# Task prompt:
Among the lines below, list those containing the string "been".

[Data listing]

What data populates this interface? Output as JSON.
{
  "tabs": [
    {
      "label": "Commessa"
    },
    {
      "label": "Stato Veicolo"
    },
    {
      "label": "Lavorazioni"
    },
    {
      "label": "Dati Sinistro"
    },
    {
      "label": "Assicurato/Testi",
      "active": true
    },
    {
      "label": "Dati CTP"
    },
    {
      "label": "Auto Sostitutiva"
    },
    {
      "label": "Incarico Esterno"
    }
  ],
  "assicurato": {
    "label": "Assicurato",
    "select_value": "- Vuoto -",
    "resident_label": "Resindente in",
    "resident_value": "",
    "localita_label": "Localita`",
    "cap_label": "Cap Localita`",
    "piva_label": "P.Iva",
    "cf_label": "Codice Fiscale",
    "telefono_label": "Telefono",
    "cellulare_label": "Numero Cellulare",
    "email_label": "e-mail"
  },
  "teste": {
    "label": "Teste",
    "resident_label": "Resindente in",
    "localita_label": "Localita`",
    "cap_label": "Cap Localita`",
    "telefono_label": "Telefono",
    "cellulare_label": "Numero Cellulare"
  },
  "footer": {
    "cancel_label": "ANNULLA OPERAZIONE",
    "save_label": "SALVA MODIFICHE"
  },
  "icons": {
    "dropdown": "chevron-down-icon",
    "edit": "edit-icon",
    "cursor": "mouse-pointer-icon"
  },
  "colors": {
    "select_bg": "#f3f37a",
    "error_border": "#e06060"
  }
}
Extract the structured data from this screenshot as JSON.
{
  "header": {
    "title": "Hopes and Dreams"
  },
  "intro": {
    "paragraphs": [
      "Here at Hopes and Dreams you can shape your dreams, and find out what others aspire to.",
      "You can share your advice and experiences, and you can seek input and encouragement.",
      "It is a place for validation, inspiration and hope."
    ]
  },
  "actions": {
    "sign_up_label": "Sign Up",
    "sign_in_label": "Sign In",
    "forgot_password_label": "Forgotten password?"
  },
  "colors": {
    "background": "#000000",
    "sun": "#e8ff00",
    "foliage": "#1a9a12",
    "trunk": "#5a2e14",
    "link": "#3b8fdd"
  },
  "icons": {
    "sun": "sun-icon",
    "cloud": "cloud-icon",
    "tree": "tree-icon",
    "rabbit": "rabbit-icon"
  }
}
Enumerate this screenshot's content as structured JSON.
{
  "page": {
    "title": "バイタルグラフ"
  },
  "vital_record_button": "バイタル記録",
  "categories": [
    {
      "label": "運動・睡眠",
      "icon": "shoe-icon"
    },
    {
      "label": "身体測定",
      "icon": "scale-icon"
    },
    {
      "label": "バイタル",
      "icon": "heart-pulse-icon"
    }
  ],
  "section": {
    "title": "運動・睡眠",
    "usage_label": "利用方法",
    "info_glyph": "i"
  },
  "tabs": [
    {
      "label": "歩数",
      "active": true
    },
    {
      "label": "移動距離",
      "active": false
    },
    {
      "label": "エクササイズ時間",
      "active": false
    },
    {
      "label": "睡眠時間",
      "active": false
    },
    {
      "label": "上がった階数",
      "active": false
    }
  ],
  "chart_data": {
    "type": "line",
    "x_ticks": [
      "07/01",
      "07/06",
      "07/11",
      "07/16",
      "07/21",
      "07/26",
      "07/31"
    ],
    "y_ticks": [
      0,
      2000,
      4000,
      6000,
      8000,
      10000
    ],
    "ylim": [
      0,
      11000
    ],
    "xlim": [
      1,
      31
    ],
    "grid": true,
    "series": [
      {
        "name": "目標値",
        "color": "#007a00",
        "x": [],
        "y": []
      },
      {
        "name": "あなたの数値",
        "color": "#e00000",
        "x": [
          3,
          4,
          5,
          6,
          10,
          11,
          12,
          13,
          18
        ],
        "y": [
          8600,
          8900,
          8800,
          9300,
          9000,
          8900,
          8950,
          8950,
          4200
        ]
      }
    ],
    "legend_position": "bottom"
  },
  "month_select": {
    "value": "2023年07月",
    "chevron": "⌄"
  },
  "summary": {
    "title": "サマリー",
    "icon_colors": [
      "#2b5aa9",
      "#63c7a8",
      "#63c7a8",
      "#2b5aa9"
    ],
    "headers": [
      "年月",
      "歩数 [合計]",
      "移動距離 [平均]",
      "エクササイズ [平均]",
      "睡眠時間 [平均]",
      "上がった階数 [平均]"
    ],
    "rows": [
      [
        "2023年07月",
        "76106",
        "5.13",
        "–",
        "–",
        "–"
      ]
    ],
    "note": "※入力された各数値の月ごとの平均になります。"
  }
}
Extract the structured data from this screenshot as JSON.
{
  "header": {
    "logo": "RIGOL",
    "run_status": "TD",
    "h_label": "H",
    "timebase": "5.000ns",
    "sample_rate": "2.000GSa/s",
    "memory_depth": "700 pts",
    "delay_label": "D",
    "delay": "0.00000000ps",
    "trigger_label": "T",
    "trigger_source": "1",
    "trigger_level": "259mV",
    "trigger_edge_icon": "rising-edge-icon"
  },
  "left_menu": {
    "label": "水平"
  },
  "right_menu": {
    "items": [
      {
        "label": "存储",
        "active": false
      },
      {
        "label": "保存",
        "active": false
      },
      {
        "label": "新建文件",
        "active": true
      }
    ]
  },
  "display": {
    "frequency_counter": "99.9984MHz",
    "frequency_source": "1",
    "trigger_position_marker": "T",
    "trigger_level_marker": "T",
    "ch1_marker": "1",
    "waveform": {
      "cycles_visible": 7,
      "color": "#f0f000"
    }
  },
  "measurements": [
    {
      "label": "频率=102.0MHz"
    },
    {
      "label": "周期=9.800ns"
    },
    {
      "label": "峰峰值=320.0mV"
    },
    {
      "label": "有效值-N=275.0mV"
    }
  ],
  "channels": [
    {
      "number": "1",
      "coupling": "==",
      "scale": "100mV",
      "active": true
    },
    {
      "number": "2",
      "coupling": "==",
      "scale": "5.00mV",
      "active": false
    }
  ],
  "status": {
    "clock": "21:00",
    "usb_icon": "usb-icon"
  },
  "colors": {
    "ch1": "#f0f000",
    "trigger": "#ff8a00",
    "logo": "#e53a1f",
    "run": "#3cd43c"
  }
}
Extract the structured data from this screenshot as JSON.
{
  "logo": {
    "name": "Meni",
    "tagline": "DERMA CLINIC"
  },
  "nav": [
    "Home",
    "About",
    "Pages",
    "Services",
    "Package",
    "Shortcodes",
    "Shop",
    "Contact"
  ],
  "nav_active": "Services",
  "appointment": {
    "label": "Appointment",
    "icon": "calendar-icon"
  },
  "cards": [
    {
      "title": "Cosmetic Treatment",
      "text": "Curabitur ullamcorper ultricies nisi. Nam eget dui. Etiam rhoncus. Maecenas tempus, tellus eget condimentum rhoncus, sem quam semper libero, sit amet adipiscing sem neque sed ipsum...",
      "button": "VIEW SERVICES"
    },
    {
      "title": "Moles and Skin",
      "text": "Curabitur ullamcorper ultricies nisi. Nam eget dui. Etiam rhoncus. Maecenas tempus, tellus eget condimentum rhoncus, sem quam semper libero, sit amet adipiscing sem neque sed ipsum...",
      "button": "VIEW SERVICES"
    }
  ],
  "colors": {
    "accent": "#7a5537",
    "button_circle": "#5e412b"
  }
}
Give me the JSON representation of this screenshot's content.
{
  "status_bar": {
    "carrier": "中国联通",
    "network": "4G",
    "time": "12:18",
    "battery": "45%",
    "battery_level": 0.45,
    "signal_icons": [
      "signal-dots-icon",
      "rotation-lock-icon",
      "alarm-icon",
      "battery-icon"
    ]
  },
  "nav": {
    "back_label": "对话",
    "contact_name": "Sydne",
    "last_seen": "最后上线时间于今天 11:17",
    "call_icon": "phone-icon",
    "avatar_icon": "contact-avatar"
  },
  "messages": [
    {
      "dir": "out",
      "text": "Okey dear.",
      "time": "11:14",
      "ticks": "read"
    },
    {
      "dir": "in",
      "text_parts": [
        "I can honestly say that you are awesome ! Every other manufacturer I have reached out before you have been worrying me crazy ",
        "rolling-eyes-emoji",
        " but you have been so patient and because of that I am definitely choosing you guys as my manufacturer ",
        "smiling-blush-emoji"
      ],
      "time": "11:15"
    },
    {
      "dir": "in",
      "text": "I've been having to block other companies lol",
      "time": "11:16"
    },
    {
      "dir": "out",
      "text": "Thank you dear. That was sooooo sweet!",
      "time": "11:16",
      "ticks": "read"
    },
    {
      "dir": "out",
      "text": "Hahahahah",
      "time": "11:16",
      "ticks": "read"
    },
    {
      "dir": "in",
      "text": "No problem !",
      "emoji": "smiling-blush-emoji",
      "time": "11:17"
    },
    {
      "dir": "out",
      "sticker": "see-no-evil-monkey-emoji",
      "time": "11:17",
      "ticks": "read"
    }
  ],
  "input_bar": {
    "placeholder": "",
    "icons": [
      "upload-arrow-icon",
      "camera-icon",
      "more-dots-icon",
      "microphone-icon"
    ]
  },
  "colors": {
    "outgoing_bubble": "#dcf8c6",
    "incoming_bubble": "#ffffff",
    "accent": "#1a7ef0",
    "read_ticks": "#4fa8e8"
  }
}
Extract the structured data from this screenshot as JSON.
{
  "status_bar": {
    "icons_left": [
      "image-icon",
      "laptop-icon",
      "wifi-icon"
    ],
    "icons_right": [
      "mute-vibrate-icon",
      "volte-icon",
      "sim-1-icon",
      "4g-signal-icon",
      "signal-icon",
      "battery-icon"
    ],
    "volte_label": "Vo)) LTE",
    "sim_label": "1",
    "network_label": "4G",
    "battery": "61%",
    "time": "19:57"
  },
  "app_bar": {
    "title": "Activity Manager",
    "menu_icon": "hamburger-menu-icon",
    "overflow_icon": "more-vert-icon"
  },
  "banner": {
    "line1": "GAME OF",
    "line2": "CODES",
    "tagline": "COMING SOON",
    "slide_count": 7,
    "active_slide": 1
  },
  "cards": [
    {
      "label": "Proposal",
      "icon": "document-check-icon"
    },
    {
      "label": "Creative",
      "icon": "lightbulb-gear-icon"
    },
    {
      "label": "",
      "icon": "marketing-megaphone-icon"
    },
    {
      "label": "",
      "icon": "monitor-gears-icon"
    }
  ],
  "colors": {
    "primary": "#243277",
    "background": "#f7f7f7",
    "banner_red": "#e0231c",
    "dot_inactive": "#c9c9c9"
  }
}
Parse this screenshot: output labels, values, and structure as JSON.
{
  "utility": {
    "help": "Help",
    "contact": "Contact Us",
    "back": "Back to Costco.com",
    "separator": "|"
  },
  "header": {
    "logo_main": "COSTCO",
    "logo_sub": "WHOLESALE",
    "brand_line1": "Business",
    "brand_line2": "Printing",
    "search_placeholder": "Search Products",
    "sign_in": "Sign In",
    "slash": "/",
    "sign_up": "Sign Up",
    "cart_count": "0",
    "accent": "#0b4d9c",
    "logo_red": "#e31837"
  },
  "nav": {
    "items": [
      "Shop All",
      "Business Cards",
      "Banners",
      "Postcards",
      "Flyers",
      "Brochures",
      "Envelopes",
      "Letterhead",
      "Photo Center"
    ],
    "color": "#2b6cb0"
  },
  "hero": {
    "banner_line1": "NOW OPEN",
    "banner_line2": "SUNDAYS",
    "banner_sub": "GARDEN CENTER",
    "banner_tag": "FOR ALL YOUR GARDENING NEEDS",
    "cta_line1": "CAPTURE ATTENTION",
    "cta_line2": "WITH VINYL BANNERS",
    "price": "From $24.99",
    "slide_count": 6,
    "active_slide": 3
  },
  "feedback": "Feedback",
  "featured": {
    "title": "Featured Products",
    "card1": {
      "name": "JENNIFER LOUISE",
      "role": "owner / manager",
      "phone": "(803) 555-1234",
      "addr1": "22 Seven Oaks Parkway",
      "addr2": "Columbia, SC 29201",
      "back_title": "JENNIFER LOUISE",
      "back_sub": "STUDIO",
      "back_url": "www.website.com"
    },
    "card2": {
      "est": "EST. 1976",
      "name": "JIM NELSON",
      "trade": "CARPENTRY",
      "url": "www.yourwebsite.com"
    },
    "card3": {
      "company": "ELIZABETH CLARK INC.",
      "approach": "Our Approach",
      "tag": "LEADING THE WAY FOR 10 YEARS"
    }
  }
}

# Response to the task:
        "I can honestly say that you are awesome ! Every other manufacturer I have reached out before you have been worrying me crazy ",
        " but you have been so patient and because of that I am definitely choosing you guys as my manufacturer ",
      "text": "I've been having to block other companies lol",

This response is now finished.